Supplied passage:
------------------------------------------------

Unique Features of Human Language

Posted by. Muhammad Umer Toor, On Nov, 23 2008.

Those who meditate on their human nature and their enviornment with a keen or philosophical outlook, find themselves eagerly observing and studying human language. I am no exception as I have an intellect that takes pleasure in reflecting over its own 'self', and certainly there's a language of self.

In this post I will be sharing with my intelligent readers a few basic but unique features of human language - rather 'design featurs' as R. L Trask call them. This man - R. L. Trask - wrote a book for layman like me, Language: The Basics [1], from where I actually came to appreciate the following conepts of human language:

Desgin Features of Human Language:

1. Duality or Duality of Patterning.

In simplest terms, duality or duality of patterning states that 'by combining a very small set of meaningless speech sounds in various ways, we can produce a very large number of different meaningful item: words. For example, let these be special symbols for speech sounds: /K/, /a/ and /t/. These are called by Trask phonemes [2]'. Individually they mean nothing. But, if we combine them together in different ways, different meaningful English words will be produced, like cat, tact, tacked or act.

It is unique to human language only that we have a very small number of phonemes and we can produce a very large number of meaningful words, even such words which we never have heard before [3]. Whereas non-human creatures communicate on the basis of "one word, one meaning" principle, as the book says. That means, they can't combine their signals to form new signals or calls. Their this signalling system 'consists of usually between three and six signals, or calls - monkeys remarkably have total of twenty or so!![4]'. On the other hand, humans have around 45 phonemes, as mentions the book, and, many, many thousand words, increasing day-by-day, which are made only by the combination of different phonemes.

2. Displacement.

"Displacement is the use of language to talk about things other than the here and now."[5] Have you ever seen the movie "The Day After Tomorrow" or "10,000 B.C"? Even if you've not, the title suggests clearly that both movies must be about time and space not in the present, and they do so (as I have seen both). This is exactly displacement. And no non-human creature except honeybee enjoys this quality. Even so, honeybee's ability to communicate things in displacement is seriously limited as to be compared with that of humans', e.g, it can't mention height, it cannot refer to future events, and so on. Its systems of communications can have no match to what we possess.

3. Open-endedness.

Here are some interesting, mind-boggling sentences from the book:

Luxembourg has invaded New Zealand. [Keep in mind, Luxembourg has no Navy, no Air Force and only a small Army of 800 men.]
(1.2) A large pink spider wearing sunglasses and wielding a feather duster boogied across the floor.

------------------------------------------------

Data:
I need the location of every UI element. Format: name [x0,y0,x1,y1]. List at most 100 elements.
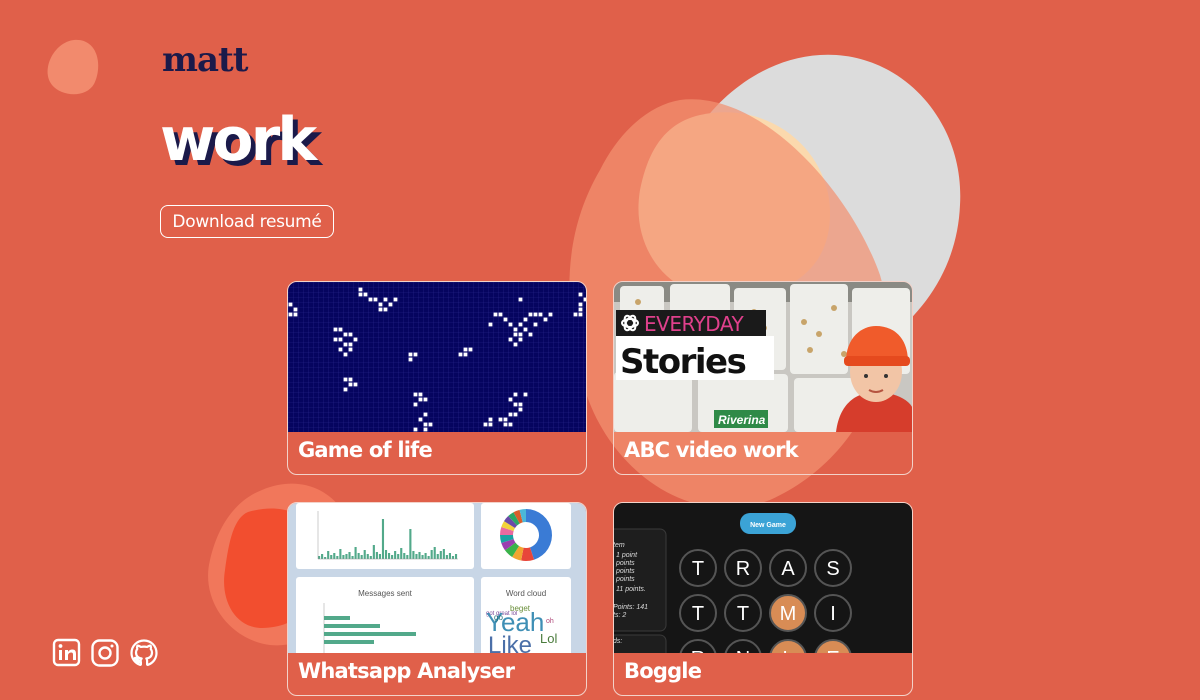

------------------------------------------------

What to do:
1. According to the human language post, roughly how many phonemes do humans have?
2. Please continue the human language post from its last example sentence, about the pink spider.
The material has no connection to the human language post.

Answers:
1. Around 45.

2.
(1.3) Shakespeare wrote his plays in Swahili, and they were translated into English by his African bodyguards. (Shakespearean fans are requested not to outrage for few moments only.) [6]

"Open-endedness is our ability to use language to say anything at all, including lots of things we've never said before [7]." The preceding examples are ones you most probably have never heard before, and almost all of them, to my knowledge, are flat lies. A monkey can warn, "[Roger that] Look out - hunters," if data's at hand'. But they cannot certainly say, "Two hunters with Rifle Belgian FAL prototype (ca.1950) chambered for British .280 (7x43mm) intermediate cartridge." [8]

4. Stimulus-Freedom

This ability of ours, as it will be defined in the next sentence, also testifies of a fact Stephen Covey has advocated in the Ist habit (I leave it upto you to detect this, and mention it in the comments, if it pleases you. Further, see note # 8). I have a friend in some part of
Pakistan, when I like to irritate him, I reply to his serious questions and requests in some of these ways: "Well, Well" or "Yes, yes", or, to bruise him completely, by saying, "No thanks." I do this in a context which is utterly different to the answer. We usually don't prefer answering a person, "No thanks," when he's asking, "Hello, how are you?"! I have done this many time, because I'm stimulus-free!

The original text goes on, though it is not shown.